Records from a data source
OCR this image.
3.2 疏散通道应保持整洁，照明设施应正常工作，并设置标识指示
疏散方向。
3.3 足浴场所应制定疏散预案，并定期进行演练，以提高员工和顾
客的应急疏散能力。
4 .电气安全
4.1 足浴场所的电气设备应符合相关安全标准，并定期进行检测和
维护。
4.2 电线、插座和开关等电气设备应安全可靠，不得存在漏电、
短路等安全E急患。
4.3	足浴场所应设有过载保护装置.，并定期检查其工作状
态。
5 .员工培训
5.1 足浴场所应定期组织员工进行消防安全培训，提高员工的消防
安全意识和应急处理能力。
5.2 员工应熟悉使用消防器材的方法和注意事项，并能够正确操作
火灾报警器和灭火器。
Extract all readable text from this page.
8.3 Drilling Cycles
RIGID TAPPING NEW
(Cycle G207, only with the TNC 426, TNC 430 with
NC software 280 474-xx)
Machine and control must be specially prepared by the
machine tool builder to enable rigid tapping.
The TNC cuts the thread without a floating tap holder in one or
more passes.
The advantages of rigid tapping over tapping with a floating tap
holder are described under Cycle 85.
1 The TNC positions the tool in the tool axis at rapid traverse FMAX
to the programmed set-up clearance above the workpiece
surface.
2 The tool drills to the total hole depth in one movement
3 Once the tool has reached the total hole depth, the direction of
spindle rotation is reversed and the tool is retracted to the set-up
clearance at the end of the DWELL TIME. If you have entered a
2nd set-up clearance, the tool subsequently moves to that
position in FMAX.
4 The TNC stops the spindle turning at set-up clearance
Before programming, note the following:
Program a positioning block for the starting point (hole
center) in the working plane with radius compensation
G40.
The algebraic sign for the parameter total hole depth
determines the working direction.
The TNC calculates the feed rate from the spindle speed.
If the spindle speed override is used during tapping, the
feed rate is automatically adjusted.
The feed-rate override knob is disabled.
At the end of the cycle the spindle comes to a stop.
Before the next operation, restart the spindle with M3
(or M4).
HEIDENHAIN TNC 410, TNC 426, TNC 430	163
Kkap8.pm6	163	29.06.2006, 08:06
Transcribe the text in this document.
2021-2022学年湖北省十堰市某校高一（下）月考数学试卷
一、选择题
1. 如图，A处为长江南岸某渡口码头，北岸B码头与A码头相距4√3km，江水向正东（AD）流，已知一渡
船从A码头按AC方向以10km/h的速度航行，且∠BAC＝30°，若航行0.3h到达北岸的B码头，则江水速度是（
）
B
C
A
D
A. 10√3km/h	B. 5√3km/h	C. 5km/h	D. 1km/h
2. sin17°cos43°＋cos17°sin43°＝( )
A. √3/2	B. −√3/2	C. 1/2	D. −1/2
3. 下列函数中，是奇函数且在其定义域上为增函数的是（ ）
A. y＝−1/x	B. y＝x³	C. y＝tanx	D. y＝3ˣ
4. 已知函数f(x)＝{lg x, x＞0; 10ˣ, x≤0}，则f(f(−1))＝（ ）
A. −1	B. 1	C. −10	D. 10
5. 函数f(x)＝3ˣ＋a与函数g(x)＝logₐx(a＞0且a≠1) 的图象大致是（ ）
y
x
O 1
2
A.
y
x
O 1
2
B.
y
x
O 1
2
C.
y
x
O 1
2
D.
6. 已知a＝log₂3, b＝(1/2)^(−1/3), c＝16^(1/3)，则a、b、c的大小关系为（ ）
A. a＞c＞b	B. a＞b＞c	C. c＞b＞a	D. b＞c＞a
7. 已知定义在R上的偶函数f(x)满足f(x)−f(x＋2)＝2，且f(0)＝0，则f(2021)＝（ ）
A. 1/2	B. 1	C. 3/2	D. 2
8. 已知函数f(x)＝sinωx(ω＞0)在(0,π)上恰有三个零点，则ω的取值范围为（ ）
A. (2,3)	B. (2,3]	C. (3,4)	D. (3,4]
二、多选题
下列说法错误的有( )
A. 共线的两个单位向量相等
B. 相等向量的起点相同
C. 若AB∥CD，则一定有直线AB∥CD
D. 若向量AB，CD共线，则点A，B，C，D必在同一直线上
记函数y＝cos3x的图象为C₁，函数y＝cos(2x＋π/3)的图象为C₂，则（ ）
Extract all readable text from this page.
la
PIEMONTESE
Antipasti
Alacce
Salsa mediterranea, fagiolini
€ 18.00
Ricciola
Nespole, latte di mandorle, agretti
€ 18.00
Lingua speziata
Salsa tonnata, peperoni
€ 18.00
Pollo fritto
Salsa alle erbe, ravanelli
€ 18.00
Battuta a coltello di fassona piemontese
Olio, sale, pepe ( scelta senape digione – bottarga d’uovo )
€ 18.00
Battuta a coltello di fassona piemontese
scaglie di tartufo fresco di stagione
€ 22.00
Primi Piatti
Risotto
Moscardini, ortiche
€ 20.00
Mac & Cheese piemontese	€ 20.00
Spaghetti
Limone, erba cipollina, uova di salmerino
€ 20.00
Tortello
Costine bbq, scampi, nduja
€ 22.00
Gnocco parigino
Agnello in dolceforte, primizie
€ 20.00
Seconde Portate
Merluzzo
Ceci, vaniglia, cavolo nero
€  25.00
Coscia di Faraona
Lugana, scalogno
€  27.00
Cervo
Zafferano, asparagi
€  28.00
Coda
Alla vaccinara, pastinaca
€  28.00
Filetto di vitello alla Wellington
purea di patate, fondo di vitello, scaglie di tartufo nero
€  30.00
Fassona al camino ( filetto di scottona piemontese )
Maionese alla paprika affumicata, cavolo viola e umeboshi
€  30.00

DESCRIPTION OF THE TASK =>
Retype all of the data shown above, word for word.

THE RESPONSE =>
OCR this image.
3.2 疏散通道应保持整洁，照明设施应正常工作，并设置标识指示
疏散方向。
3.3 足浴场所应制定疏散预案，并定期进行演练，以提高员工和顾
客的应急疏散能力。
4 .电气安全
4.1 足浴场所的电气设备应符合相关安全标准，并定期进行检测和
维护。
4.2 电线、插座和开关等电气设备应安全可靠，不得存在漏电、
短路等安全E急患。
4.3	足浴场所应设有过载保护装置.，并定期检查其工作状
态。
5 .员工培训
5.1 足浴场所应定期组织员工进行消防安全培训，提高员工的消防
安全意识和应急处理能力。
5.2 员工应熟悉使用消防器材的方法和注意事项，并能够正确操作
火灾报警器和灭火器。
Extract all readable text from this page.
8.3 Drilling Cycles
RIGID TAPPING NEW
(Cycle G207, only with the TNC 426, TNC 430 with
NC software 280 474-xx)
Machine and control must be specially prepared by the
machine tool builder to enable rigid tapping.
The TNC cuts the thread without a floating tap holder in one or
more passes.
The advantages of rigid tapping over tapping with a floating tap
holder are described under Cycle 85.
1 The TNC positions the tool in the tool axis at rapid traverse FMAX
to the programmed set-up clearance above the workpiece
surface.
2 The tool drills to the total hole depth in one movement
3 Once the tool has reached the total hole depth, the direction of
spindle rotation is reversed and the tool is retracted to the set-up
clearance at the end of the DWELL TIME. If you have entered a
2nd set-up clearance, the tool subsequently moves to that
position in FMAX.
4 The TNC stops the spindle turning at set-up clearance
Before programming, note the following:
Program a positioning block for the starting point (hole
center) in the working plane with radius compensation
G40.
The algebraic sign for the parameter total hole depth
determines the working direction.
The TNC calculates the feed rate from the spindle speed.
If the spindle speed override is used during tapping, the
feed rate is automatically adjusted.
The feed-rate override knob is disabled.
At the end of the cycle the spindle comes to a stop.
Before the next operation, restart the spindle with M3
(or M4).
HEIDENHAIN TNC 410, TNC 426, TNC 430	163
Kkap8.pm6	163	29.06.2006, 08:06
Transcribe the text in this document.
2021-2022学年湖北省十堰市某校高一（下）月考数学试卷
一、选择题
1. 如图，A处为长江南岸某渡口码头，北岸B码头与A码头相距4√3km，江水向正东（AD）流，已知一渡
船从A码头按AC方向以10km/h的速度航行，且∠BAC＝30°，若航行0.3h到达北岸的B码头，则江水速度是（
）
B
C
A
D
A. 10√3km/h	B. 5√3km/h	C. 5km/h	D. 1km/h
2. sin17°cos43°＋cos17°sin43°＝( )
A. √3/2	B. −√3/2	C. 1/2	D. −1/2
3. 下列函数中，是奇函数且在其定义域上为增函数的是（ ）
A. y＝−1/x	B. y＝x³	C. y＝tanx	D. y＝3ˣ
4. 已知函数f(x)＝{lg x, x＞0; 10ˣ, x≤0}，则f(f(−1))＝（ ）
A. −1	B. 1	C. −10	D. 10
5. 函数f(x)＝3ˣ＋a与函数g(x)＝logₐx(a＞0且a≠1) 的图象大致是（ ）
y
x
O 1
2
A.
y
x
O 1
2
B.
y
x
O 1
2
C.
y
x
O 1
2
D.
6. 已知a＝log₂3, b＝(1/2)^(−1/3), c＝16^(1/3)，则a、b、c的大小关系为（ ）
A. a＞c＞b	B. a＞b＞c	C. c＞b＞a	D. b＞c＞a
7. 已知定义在R上的偶函数f(x)满足f(x)−f(x＋2)＝2，且f(0)＝0，则f(2021)＝（ ）
A. 1/2	B. 1	C. 3/2	D. 2
8. 已知函数f(x)＝sinωx(ω＞0)在(0,π)上恰有三个零点，则ω的取值范围为（ ）
A. (2,3)	B. (2,3]	C. (3,4)	D. (3,4]
二、多选题
下列说法错误的有( )
A. 共线的两个单位向量相等
B. 相等向量的起点相同
C. 若AB∥CD，则一定有直线AB∥CD
D. 若向量AB，CD共线，则点A，B，C，D必在同一直线上
记函数y＝cos3x的图象为C₁，函数y＝cos(2x＋π/3)的图象为C₂，则（ ）
Extract all readable text from this page.
la
PIEMONTESE
Antipasti
Alacce
Salsa mediterranea, fagiolini
€ 18.00
Ricciola
Nespole, latte di mandorle, agretti
€ 18.00
Lingua speziata
Salsa tonnata, peperoni
€ 18.00
Pollo fritto
Salsa alle erbe, ravanelli
€ 18.00
Battuta a coltello di fassona piemontese
Olio, sale, pepe ( scelta senape digione – bottarga d’uovo )
€ 18.00
Battuta a coltello di fassona piemontese
scaglie di tartufo fresco di stagione
€ 22.00
Primi Piatti
Risotto
Moscardini, ortiche
€ 20.00
Mac & Cheese piemontese	€ 20.00
Spaghetti
Limone, erba cipollina, uova di salmerino
€ 20.00
Tortello
Costine bbq, scampi, nduja
€ 22.00
Gnocco parigino
Agnello in dolceforte, primizie
€ 20.00
Seconde Portate
Merluzzo
Ceci, vaniglia, cavolo nero
€  25.00
Coscia di Faraona
Lugana, scalogno
€  27.00
Cervo
Zafferano, asparagi
€  28.00
Coda
Alla vaccinara, pastinaca
€  28.00
Filetto di vitello alla Wellington
purea di patate, fondo di vitello, scaglie di tartufo nero
€  30.00
Fassona al camino ( filetto di scottona piemontese )
Maionese alla paprika affumicata, cavolo viola e umeboshi
€  30.00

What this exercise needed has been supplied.